[Data listing]
____
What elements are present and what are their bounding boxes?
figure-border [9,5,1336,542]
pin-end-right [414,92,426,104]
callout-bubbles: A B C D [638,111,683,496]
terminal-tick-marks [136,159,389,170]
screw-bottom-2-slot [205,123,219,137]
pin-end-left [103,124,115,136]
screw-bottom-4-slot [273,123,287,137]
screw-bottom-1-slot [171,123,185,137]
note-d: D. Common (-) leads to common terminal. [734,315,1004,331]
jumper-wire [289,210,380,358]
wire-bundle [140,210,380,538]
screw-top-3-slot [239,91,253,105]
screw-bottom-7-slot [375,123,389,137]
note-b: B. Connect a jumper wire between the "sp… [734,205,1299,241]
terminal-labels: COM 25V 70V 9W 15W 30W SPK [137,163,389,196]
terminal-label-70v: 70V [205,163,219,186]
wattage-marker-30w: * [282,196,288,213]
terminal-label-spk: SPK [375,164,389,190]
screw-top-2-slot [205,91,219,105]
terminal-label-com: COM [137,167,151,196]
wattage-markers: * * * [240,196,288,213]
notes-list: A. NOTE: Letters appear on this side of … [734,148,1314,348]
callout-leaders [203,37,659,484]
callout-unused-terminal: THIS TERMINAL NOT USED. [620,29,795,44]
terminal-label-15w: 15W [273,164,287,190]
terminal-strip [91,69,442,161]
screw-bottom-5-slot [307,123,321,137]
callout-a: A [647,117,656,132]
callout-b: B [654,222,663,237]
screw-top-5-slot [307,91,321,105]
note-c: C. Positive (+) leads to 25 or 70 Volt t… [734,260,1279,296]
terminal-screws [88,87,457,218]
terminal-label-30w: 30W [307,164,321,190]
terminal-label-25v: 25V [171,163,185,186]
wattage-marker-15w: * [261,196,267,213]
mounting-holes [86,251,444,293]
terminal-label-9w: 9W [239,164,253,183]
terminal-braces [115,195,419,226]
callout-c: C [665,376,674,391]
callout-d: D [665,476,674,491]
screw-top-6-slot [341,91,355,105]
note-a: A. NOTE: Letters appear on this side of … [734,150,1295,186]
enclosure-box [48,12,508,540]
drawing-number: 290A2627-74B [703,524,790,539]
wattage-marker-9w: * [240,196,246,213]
____
▸ WORK TO COMPLETE
Please copy out every line of the entries above, character for character, without changing anything.

▸ CORRECT OUTPUT
What elements are present and what are their bounding boxes?
figure-border [9,5,1336,542]
pin-end-right [414,92,426,104]
callout-bubbles: A B C D [638,111,683,496]
terminal-tick-marks [136,159,389,170]
screw-bottom-2-slot [205,123,219,137]
pin-end-left [103,124,115,136]
screw-bottom-4-slot [273,123,287,137]
screw-bottom-1-slot [171,123,185,137]
note-d: D. Common (-) leads to common terminal. [734,315,1004,331]
jumper-wire [289,210,380,358]
wire-bundle [140,210,380,538]
screw-top-3-slot [239,91,253,105]
screw-bottom-7-slot [375,123,389,137]
note-b: B. Connect a jumper wire between the "sp… [734,205,1299,241]
terminal-labels: COM 25V 70V 9W 15W 30W SPK [137,163,389,196]
terminal-label-70v: 70V [205,163,219,186]
wattage-marker-30w: * [282,196,288,213]
terminal-label-spk: SPK [375,164,389,190]
screw-top-2-slot [205,91,219,105]
terminal-label-com: COM [137,167,151,196]
wattage-markers: * * * [240,196,288,213]
notes-list: A. NOTE: Letters appear on this side of … [734,148,1314,348]
callout-leaders [203,37,659,484]
callout-unused-terminal: THIS TERMINAL NOT USED. [620,29,795,44]
terminal-label-15w: 15W [273,164,287,190]
terminal-strip [91,69,442,161]
screw-bottom-5-slot [307,123,321,137]
callout-a: A [647,117,656,132]
callout-b: B [654,222,663,237]
screw-top-5-slot [307,91,321,105]
note-c: C. Positive (+) leads to 25 or 70 Volt t… [734,260,1279,296]
terminal-screws [88,87,457,218]
terminal-label-30w: 30W [307,164,321,190]
terminal-label-25v: 25V [171,163,185,186]
wattage-marker-15w: * [261,196,267,213]
mounting-holes [86,251,444,293]
terminal-label-9w: 9W [239,164,253,183]
terminal-braces [115,195,419,226]
callout-c: C [665,376,674,391]
callout-d: D [665,476,674,491]
screw-top-6-slot [341,91,355,105]
note-a: A. NOTE: Letters appear on this side of … [734,150,1295,186]
enclosure-box [48,12,508,540]
drawing-number: 290A2627-74B [703,524,790,539]
wattage-marker-9w: * [240,196,246,213]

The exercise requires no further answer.